DATA SHOWN

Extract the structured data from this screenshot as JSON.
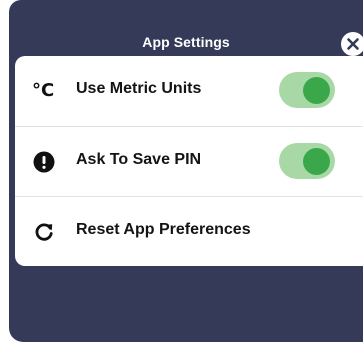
{
  "modal": {
    "title": "App Settings"
  },
  "settings": {
    "metric_units": {
      "icon": "celsius-icon",
      "icon_glyph": "°C",
      "label": "Use Metric Units",
      "enabled": true
    },
    "save_pin": {
      "icon": "exclamation-circle-icon",
      "label": "Ask To Save PIN",
      "enabled": true
    },
    "reset": {
      "icon": "refresh-icon",
      "label": "Reset App Preferences"
    }
  },
  "colors": {
    "modal_background": "#343a58",
    "card_background": "#ffffff",
    "toggle_track_on": "#a8d8a6",
    "toggle_knob_on": "#3aa84a"
  }
}
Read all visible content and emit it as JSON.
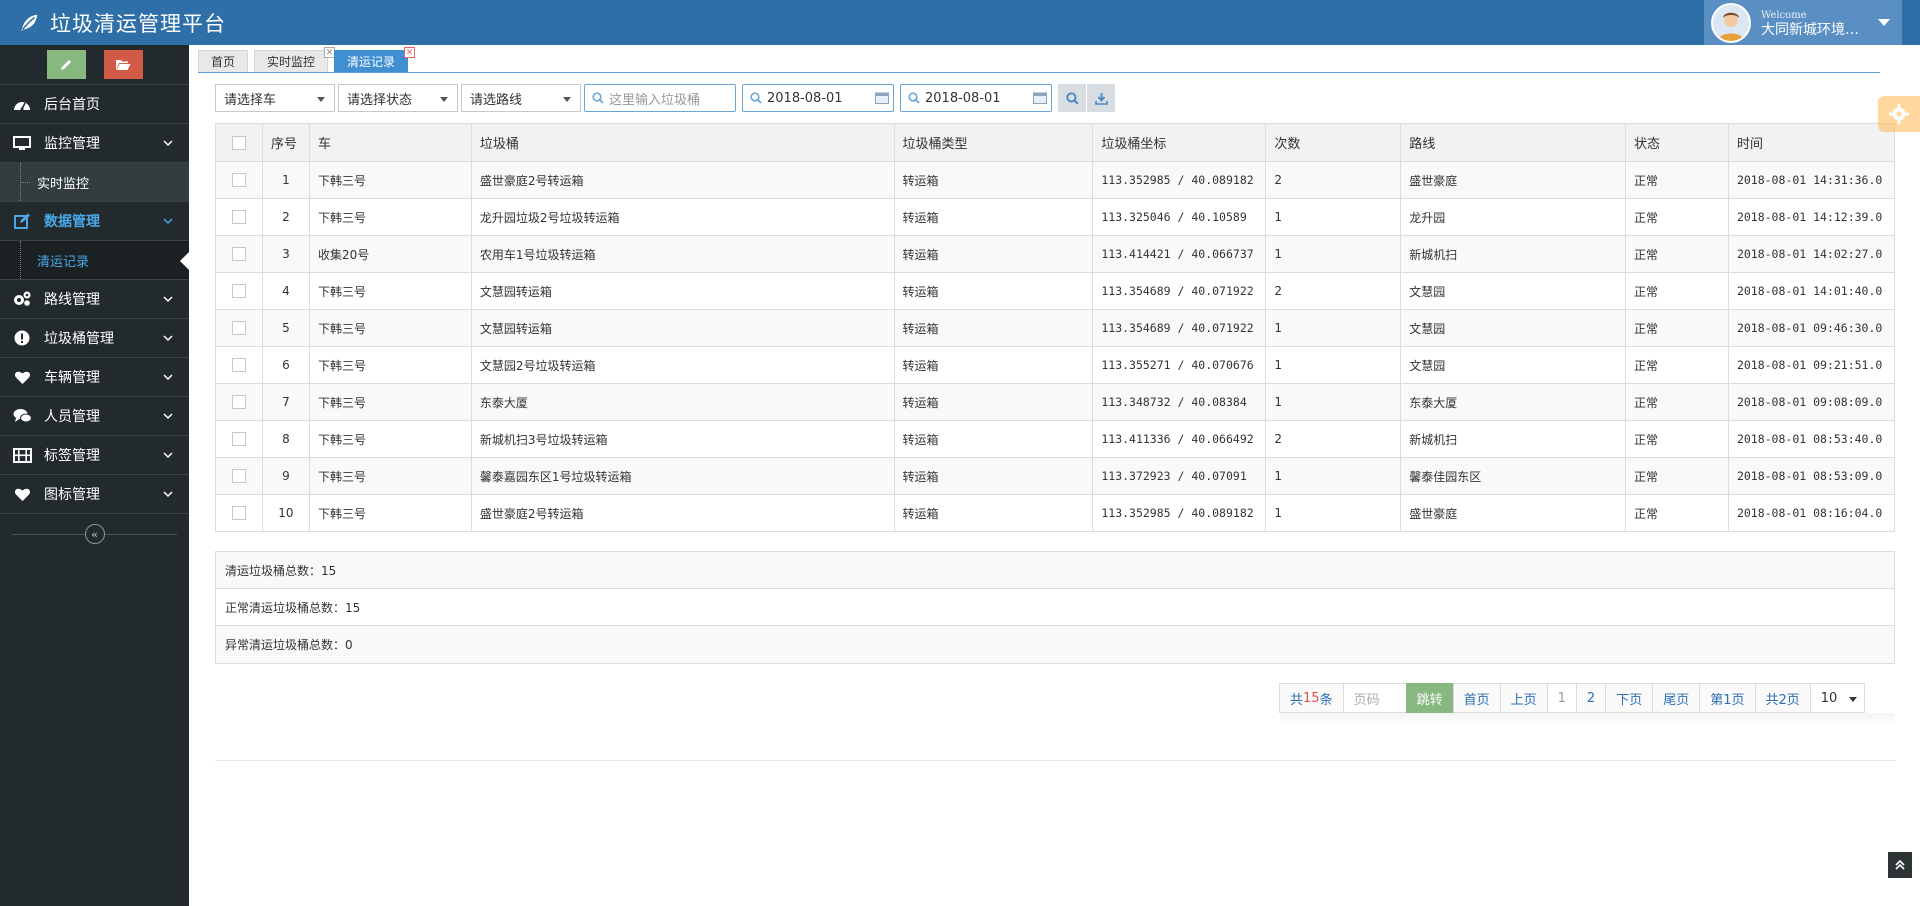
{
  "app": {
    "title": "垃圾清运管理平台",
    "welcome": "Welcome",
    "user": "大同新城环境…",
    "accent": "#2e6fa7"
  },
  "sidebar": {
    "items": [
      {
        "label": "后台首页",
        "icon": "dashboard-icon"
      },
      {
        "label": "监控管理",
        "icon": "desktop-icon"
      },
      {
        "label": "实时监控",
        "icon": ""
      },
      {
        "label": "数据管理",
        "icon": "edit-icon"
      },
      {
        "label": "清运记录",
        "icon": ""
      },
      {
        "label": "路线管理",
        "icon": "cogs-icon"
      },
      {
        "label": "垃圾桶管理",
        "icon": "exclamation-icon"
      },
      {
        "label": "车辆管理",
        "icon": "heart-icon"
      },
      {
        "label": "人员管理",
        "icon": "comments-icon"
      },
      {
        "label": "标签管理",
        "icon": "film-icon"
      },
      {
        "label": "图标管理",
        "icon": "heart-icon"
      }
    ],
    "collapse": "«"
  },
  "tabs": [
    {
      "label": "首页"
    },
    {
      "label": "实时监控"
    },
    {
      "label": "清运记录"
    }
  ],
  "filters": {
    "vehicle": "请选择车",
    "status": "请选择状态",
    "route": "请选路线",
    "bin_placeholder": "这里输入垃圾桶",
    "date_from": "2018-08-01",
    "date_to": "2018-08-01"
  },
  "table": {
    "headers": [
      "序号",
      "车",
      "垃圾桶",
      "垃圾桶类型",
      "垃圾桶坐标",
      "次数",
      "路线",
      "状态",
      "时间"
    ],
    "rows": [
      [
        "1",
        "下韩三号",
        "盛世豪庭2号转运箱",
        "转运箱",
        "113.352985  /  40.089182",
        "2",
        "盛世豪庭",
        "正常",
        "2018-08-01 14:31:36.0"
      ],
      [
        "2",
        "下韩三号",
        "龙升园垃圾2号垃圾转运箱",
        "转运箱",
        "113.325046  /  40.10589",
        "1",
        "龙升园",
        "正常",
        "2018-08-01 14:12:39.0"
      ],
      [
        "3",
        "收集20号",
        "农用车1号垃圾转运箱",
        "转运箱",
        "113.414421  /  40.066737",
        "1",
        "新城机扫",
        "正常",
        "2018-08-01 14:02:27.0"
      ],
      [
        "4",
        "下韩三号",
        "文慧园转运箱",
        "转运箱",
        "113.354689  /  40.071922",
        "2",
        "文慧园",
        "正常",
        "2018-08-01 14:01:40.0"
      ],
      [
        "5",
        "下韩三号",
        "文慧园转运箱",
        "转运箱",
        "113.354689  /  40.071922",
        "1",
        "文慧园",
        "正常",
        "2018-08-01 09:46:30.0"
      ],
      [
        "6",
        "下韩三号",
        "文慧园2号垃圾转运箱",
        "转运箱",
        "113.355271  /  40.070676",
        "1",
        "文慧园",
        "正常",
        "2018-08-01 09:21:51.0"
      ],
      [
        "7",
        "下韩三号",
        "东泰大厦",
        "转运箱",
        "113.348732  /  40.08384",
        "1",
        "东泰大厦",
        "正常",
        "2018-08-01 09:08:09.0"
      ],
      [
        "8",
        "下韩三号",
        "新城机扫3号垃圾转运箱",
        "转运箱",
        "113.411336  /  40.066492",
        "2",
        "新城机扫",
        "正常",
        "2018-08-01 08:53:40.0"
      ],
      [
        "9",
        "下韩三号",
        "馨泰嘉园东区1号垃圾转运箱",
        "转运箱",
        "113.372923  /  40.07091",
        "1",
        "馨泰佳园东区",
        "正常",
        "2018-08-01 08:53:09.0"
      ],
      [
        "10",
        "下韩三号",
        "盛世豪庭2号转运箱",
        "转运箱",
        "113.352985  /  40.089182",
        "1",
        "盛世豪庭",
        "正常",
        "2018-08-01 08:16:04.0"
      ]
    ]
  },
  "summary": {
    "total": "清运垃圾桶总数：15",
    "normal": "正常清运垃圾桶总数：15",
    "abnormal": "异常清运垃圾桶总数：0"
  },
  "pagination": {
    "total_prefix": "共",
    "total_count": "15",
    "total_suffix": "条",
    "page_placeholder": "页码",
    "jump": "跳转",
    "first": "首页",
    "prev": "上页",
    "page1": "1",
    "page2": "2",
    "next": "下页",
    "last": "尾页",
    "current": "第1页",
    "pages": "共2页",
    "page_size": "10"
  }
}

SHORT EXERCISE
Reproduce every line precisely as given, omitting all pictures.

SOLUTION FOR THIS TASK
Extract the structured data from this screenshot as JSON.
{
  "modal": {
    "title": "App Settings"
  },
  "settings": {
    "metric_units": {
      "icon": "celsius-icon",
      "icon_glyph": "°C",
      "label": "Use Metric Units",
      "enabled": true
    },
    "save_pin": {
      "icon": "exclamation-circle-icon",
      "label": "Ask To Save PIN",
      "enabled": true
    },
    "reset": {
      "icon": "refresh-icon",
      "label": "Reset App Preferences"
    }
  },
  "colors": {
    "modal_background": "#343a58",
    "card_background": "#ffffff",
    "toggle_track_on": "#a8d8a6",
    "toggle_knob_on": "#3aa84a"
  }
}
Read all visible content and emit it as JSON.
{
  "app": {
    "title": "垃圾清运管理平台",
    "welcome": "Welcome",
    "user": "大同新城环境…",
    "accent": "#2e6fa7"
  },
  "sidebar": {
    "items": [
      {
        "label": "后台首页",
        "icon": "dashboard-icon"
      },
      {
        "label": "监控管理",
        "icon": "desktop-icon"
      },
      {
        "label": "实时监控",
        "icon": ""
      },
      {
        "label": "数据管理",
        "icon": "edit-icon"
      },
      {
        "label": "清运记录",
        "icon": ""
      },
      {
        "label": "路线管理",
        "icon": "cogs-icon"
      },
      {
        "label": "垃圾桶管理",
        "icon": "exclamation-icon"
      },
      {
        "label": "车辆管理",
        "icon": "heart-icon"
      },
      {
        "label": "人员管理",
        "icon": "comments-icon"
      },
      {
        "label": "标签管理",
        "icon": "film-icon"
      },
      {
        "label": "图标管理",
        "icon": "heart-icon"
      }
    ],
    "collapse": "«"
  },
  "tabs": [
    {
      "label": "首页"
    },
    {
      "label": "实时监控"
    },
    {
      "label": "清运记录"
    }
  ],
  "filters": {
    "vehicle": "请选择车",
    "status": "请选择状态",
    "route": "请选路线",
    "bin_placeholder": "这里输入垃圾桶",
    "date_from": "2018-08-01",
    "date_to": "2018-08-01"
  },
  "table": {
    "headers": [
      "序号",
      "车",
      "垃圾桶",
      "垃圾桶类型",
      "垃圾桶坐标",
      "次数",
      "路线",
      "状态",
      "时间"
    ],
    "rows": [
      [
        "1",
        "下韩三号",
        "盛世豪庭2号转运箱",
        "转运箱",
        "113.352985  /  40.089182",
        "2",
        "盛世豪庭",
        "正常",
        "2018-08-01 14:31:36.0"
      ],
      [
        "2",
        "下韩三号",
        "龙升园垃圾2号垃圾转运箱",
        "转运箱",
        "113.325046  /  40.10589",
        "1",
        "龙升园",
        "正常",
        "2018-08-01 14:12:39.0"
      ],
      [
        "3",
        "收集20号",
        "农用车1号垃圾转运箱",
        "转运箱",
        "113.414421  /  40.066737",
        "1",
        "新城机扫",
        "正常",
        "2018-08-01 14:02:27.0"
      ],
      [
        "4",
        "下韩三号",
        "文慧园转运箱",
        "转运箱",
        "113.354689  /  40.071922",
        "2",
        "文慧园",
        "正常",
        "2018-08-01 14:01:40.0"
      ],
      [
        "5",
        "下韩三号",
        "文慧园转运箱",
        "转运箱",
        "113.354689  /  40.071922",
        "1",
        "文慧园",
        "正常",
        "2018-08-01 09:46:30.0"
      ],
      [
        "6",
        "下韩三号",
        "文慧园2号垃圾转运箱",
        "转运箱",
        "113.355271  /  40.070676",
        "1",
        "文慧园",
        "正常",
        "2018-08-01 09:21:51.0"
      ],
      [
        "7",
        "下韩三号",
        "东泰大厦",
        "转运箱",
        "113.348732  /  40.08384",
        "1",
        "东泰大厦",
        "正常",
        "2018-08-01 09:08:09.0"
      ],
      [
        "8",
        "下韩三号",
        "新城机扫3号垃圾转运箱",
        "转运箱",
        "113.411336  /  40.066492",
        "2",
        "新城机扫",
        "正常",
        "2018-08-01 08:53:40.0"
      ],
      [
        "9",
        "下韩三号",
        "馨泰嘉园东区1号垃圾转运箱",
        "转运箱",
        "113.372923  /  40.07091",
        "1",
        "馨泰佳园东区",
        "正常",
        "2018-08-01 08:53:09.0"
      ],
      [
        "10",
        "下韩三号",
        "盛世豪庭2号转运箱",
        "转运箱",
        "113.352985  /  40.089182",
        "1",
        "盛世豪庭",
        "正常",
        "2018-08-01 08:16:04.0"
      ]
    ]
  },
  "summary": {
    "total": "清运垃圾桶总数：15",
    "normal": "正常清运垃圾桶总数：15",
    "abnormal": "异常清运垃圾桶总数：0"
  },
  "pagination": {
    "total_prefix": "共",
    "total_count": "15",
    "total_suffix": "条",
    "page_placeholder": "页码",
    "jump": "跳转",
    "first": "首页",
    "prev": "上页",
    "page1": "1",
    "page2": "2",
    "next": "下页",
    "last": "尾页",
    "current": "第1页",
    "pages": "共2页",
    "page_size": "10"
  }
}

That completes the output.